- _REQUIRED WORK_:
Search the records below for the word "state" and show every line where it occurs.

- _PROVIDED ENTRIES_:
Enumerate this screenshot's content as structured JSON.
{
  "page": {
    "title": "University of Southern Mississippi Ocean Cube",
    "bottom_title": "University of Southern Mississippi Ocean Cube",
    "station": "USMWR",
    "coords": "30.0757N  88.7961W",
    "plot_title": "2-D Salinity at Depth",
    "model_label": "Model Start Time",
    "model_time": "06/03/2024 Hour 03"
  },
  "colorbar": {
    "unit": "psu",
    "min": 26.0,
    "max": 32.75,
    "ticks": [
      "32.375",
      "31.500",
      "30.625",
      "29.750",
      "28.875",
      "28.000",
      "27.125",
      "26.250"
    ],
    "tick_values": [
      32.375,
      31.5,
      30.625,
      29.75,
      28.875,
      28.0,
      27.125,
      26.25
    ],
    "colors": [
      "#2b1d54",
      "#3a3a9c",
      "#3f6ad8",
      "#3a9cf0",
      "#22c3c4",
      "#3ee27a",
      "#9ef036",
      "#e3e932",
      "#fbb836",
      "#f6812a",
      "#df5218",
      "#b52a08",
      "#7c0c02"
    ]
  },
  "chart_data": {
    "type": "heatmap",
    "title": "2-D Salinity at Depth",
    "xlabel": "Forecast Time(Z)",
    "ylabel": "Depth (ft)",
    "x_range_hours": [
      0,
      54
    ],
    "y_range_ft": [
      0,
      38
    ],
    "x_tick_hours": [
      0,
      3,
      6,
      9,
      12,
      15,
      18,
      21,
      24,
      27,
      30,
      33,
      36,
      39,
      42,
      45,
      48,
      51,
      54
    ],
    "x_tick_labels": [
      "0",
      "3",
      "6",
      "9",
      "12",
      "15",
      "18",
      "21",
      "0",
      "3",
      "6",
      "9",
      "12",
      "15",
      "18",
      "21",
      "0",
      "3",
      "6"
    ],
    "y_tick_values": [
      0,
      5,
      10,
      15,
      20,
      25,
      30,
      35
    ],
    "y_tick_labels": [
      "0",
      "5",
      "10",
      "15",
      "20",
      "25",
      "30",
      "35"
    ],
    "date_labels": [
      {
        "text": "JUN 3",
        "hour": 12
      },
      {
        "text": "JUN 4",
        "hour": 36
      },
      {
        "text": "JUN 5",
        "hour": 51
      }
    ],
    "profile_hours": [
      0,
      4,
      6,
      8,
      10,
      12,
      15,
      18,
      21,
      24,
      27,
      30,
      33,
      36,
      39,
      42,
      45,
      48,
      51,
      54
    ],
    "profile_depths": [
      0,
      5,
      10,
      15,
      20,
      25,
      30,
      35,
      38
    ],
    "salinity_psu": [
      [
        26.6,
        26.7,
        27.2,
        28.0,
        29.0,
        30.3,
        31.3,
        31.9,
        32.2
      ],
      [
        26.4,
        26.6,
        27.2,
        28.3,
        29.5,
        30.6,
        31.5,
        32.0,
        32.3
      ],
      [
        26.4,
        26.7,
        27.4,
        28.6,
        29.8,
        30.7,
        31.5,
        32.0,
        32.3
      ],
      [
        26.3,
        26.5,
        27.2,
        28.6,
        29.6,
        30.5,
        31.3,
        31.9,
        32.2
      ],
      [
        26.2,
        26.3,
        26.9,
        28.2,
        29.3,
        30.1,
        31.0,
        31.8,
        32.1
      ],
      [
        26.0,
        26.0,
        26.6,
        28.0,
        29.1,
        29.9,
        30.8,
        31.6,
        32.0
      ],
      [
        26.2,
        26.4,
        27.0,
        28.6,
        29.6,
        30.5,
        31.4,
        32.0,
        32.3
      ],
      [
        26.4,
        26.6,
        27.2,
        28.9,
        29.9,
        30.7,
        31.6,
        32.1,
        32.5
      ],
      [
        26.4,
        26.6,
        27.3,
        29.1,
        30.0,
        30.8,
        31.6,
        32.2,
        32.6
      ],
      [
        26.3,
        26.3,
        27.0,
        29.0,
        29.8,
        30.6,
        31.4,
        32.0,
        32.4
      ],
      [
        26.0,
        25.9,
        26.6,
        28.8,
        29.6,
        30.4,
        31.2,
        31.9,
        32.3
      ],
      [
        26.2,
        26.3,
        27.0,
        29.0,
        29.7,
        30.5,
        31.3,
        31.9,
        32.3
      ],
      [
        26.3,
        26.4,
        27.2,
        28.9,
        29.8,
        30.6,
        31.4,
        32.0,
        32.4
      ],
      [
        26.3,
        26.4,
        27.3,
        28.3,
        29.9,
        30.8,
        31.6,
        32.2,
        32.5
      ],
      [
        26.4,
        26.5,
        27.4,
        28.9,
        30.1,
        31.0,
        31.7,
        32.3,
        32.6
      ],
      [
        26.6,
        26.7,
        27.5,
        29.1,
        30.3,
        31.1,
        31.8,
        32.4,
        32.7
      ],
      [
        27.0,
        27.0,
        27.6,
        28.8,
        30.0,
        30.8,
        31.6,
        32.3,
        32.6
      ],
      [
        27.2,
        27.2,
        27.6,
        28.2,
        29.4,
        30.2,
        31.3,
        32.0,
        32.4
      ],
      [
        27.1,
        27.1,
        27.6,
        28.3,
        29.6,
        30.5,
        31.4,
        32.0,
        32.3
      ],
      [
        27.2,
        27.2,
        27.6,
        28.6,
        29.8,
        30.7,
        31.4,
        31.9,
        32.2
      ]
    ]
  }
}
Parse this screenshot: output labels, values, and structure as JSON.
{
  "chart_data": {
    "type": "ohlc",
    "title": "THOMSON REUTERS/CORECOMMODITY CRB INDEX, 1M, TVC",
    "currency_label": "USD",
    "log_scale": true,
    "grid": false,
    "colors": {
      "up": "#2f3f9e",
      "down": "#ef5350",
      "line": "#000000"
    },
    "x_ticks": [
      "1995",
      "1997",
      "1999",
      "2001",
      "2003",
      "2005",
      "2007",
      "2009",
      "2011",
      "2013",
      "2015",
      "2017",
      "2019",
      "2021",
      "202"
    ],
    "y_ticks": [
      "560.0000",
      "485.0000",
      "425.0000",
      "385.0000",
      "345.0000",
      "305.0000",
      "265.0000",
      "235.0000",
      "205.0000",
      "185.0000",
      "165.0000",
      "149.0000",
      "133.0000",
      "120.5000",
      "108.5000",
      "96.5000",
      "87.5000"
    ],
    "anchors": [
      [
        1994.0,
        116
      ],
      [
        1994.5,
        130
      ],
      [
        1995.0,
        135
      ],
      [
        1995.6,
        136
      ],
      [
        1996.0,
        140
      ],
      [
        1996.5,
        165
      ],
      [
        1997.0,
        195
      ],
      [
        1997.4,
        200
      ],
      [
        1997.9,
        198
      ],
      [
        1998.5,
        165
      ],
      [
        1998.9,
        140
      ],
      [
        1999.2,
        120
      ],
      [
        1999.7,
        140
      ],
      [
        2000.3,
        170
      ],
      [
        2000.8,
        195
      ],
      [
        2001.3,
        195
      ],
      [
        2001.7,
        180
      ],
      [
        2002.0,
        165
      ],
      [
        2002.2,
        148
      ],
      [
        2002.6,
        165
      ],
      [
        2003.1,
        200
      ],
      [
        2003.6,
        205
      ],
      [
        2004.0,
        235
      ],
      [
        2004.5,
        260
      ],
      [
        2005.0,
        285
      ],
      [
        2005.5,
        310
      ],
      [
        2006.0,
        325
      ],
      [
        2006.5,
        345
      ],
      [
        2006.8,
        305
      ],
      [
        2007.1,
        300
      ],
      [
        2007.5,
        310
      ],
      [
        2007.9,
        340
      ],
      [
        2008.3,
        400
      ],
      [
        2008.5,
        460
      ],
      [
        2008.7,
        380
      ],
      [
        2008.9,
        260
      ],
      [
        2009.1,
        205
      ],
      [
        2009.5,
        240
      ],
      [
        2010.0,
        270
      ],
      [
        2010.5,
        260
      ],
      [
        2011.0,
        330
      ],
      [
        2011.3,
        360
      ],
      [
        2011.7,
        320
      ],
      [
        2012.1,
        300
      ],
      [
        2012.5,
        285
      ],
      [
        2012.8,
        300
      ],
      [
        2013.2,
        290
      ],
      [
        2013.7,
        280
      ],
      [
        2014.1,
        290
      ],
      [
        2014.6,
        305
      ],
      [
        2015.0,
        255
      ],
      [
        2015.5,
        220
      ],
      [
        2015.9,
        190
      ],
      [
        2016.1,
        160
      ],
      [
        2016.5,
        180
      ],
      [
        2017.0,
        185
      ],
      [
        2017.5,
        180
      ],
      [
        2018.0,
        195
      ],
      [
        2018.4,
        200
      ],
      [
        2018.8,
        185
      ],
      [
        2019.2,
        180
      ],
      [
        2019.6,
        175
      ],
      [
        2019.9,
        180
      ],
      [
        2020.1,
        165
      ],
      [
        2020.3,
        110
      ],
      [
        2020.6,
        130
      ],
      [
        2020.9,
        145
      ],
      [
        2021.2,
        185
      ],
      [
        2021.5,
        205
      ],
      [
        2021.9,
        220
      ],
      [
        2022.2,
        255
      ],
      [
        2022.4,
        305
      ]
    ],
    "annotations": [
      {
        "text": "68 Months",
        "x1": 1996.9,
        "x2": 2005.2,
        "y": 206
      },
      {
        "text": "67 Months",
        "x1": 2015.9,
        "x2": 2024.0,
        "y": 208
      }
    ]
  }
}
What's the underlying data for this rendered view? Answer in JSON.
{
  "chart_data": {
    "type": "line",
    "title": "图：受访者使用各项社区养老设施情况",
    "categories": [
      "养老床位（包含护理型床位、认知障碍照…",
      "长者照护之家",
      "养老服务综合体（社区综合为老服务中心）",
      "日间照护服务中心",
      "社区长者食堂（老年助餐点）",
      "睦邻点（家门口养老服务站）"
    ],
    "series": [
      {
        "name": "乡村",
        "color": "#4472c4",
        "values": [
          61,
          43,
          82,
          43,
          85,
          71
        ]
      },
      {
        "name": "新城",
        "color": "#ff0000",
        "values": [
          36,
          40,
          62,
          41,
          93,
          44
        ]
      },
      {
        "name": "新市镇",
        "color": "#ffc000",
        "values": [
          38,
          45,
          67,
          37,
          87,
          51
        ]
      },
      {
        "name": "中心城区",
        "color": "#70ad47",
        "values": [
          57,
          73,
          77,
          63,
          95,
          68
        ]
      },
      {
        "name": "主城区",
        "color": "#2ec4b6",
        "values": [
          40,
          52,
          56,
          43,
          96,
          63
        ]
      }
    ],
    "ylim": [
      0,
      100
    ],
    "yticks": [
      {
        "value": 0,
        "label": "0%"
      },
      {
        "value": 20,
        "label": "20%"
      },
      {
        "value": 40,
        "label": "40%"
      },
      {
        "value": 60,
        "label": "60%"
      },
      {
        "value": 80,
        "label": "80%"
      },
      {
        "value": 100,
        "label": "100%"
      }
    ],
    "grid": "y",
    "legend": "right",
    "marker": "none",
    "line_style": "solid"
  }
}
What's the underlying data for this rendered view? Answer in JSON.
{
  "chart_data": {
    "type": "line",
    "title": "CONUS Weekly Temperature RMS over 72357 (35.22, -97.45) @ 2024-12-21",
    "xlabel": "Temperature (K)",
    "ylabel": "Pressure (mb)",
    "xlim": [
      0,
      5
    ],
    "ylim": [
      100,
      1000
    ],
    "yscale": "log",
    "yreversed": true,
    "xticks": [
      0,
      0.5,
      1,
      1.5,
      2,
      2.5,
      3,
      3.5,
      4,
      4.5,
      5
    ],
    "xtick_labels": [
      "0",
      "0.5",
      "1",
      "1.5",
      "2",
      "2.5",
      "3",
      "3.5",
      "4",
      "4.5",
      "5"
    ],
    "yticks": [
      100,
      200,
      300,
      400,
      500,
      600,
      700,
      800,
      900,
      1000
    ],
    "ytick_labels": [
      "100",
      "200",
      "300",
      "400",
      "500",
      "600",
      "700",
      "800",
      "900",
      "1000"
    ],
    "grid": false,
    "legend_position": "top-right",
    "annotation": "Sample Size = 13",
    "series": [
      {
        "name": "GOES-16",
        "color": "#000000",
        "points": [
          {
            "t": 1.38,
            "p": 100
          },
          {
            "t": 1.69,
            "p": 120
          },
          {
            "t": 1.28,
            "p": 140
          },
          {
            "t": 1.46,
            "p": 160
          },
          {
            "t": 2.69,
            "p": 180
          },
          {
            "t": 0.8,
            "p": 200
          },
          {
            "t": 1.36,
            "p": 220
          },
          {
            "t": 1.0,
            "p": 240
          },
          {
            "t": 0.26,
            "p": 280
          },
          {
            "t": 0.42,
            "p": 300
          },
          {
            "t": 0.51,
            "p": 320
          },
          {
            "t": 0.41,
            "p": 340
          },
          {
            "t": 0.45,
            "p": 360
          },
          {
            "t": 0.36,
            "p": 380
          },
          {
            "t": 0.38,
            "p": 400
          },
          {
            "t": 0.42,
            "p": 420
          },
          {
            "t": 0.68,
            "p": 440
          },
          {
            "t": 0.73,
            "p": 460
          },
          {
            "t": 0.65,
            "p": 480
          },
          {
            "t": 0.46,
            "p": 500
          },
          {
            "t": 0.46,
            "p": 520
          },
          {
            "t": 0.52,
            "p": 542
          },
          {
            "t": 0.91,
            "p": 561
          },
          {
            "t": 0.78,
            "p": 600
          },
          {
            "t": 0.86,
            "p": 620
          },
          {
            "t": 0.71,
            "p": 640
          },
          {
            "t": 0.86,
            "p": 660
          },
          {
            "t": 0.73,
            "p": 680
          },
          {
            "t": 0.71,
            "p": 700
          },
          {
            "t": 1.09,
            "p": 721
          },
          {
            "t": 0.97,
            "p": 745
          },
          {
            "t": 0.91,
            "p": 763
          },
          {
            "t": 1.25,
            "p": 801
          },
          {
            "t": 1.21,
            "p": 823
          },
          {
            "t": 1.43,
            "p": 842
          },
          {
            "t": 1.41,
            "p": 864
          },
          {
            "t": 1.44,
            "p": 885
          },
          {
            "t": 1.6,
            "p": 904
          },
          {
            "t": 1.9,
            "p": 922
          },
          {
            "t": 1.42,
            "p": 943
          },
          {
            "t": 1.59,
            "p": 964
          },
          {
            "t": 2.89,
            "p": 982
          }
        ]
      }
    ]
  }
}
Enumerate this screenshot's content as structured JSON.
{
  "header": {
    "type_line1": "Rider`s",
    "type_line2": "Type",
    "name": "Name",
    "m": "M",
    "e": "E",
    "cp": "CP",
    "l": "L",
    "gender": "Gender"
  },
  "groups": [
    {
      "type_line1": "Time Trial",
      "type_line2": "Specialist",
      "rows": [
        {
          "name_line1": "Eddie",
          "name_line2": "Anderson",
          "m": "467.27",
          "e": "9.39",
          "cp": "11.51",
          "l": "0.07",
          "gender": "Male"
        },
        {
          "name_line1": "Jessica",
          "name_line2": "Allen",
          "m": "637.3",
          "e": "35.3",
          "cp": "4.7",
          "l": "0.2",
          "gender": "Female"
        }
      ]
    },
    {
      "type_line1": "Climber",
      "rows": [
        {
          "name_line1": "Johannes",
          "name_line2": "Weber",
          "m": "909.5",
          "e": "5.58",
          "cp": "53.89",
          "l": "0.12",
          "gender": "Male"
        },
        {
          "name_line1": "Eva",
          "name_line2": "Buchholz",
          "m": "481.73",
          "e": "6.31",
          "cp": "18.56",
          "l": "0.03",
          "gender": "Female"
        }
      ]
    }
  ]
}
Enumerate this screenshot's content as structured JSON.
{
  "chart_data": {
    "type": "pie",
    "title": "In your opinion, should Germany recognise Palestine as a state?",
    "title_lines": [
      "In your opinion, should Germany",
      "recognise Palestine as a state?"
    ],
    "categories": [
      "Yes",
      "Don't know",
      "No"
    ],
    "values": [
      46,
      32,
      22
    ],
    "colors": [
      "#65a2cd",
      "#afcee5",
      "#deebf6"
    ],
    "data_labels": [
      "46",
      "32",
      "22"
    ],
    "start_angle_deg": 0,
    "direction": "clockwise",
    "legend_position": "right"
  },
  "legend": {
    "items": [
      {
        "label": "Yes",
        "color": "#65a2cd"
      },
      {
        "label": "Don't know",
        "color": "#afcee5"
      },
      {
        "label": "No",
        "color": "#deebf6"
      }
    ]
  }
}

- _COMPLETED TASK_:
    "title": "In your opinion, should Germany recognise Palestine as a state?",
      "recognise Palestine as a state?"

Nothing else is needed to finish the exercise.